■ What is needed ■
Within the material below, find each line bearing the word "name" and present it.

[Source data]
* * * * *
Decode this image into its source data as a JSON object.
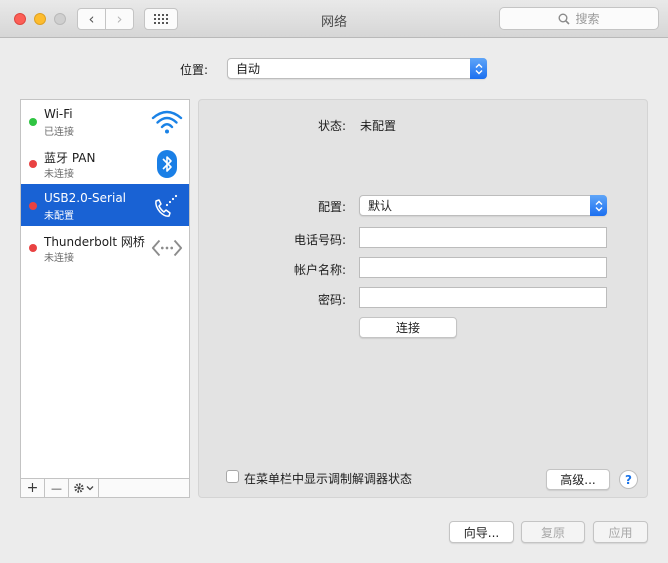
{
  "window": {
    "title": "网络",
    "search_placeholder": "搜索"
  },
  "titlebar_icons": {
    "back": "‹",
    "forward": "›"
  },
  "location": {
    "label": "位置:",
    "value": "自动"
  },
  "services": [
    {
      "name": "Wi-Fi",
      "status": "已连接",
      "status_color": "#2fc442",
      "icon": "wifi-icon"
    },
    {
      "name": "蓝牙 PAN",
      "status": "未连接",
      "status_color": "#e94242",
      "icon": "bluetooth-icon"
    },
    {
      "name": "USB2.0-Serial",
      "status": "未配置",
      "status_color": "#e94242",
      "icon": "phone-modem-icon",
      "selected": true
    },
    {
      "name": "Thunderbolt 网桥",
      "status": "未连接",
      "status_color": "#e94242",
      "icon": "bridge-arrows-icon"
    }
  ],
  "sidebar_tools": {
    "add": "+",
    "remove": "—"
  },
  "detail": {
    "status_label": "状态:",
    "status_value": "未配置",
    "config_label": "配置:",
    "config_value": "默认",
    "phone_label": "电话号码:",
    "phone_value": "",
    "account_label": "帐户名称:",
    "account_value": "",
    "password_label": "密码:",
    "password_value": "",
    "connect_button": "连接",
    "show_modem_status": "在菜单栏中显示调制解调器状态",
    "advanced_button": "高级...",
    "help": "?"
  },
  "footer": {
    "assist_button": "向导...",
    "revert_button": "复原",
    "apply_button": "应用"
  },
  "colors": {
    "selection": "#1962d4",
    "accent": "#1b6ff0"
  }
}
* * * * *
■ Task answer ■
      "name": "Wi-Fi",
      "name": "蓝牙 PAN",
      "name": "USB2.0-Serial",
      "name": "Thunderbolt 网桥",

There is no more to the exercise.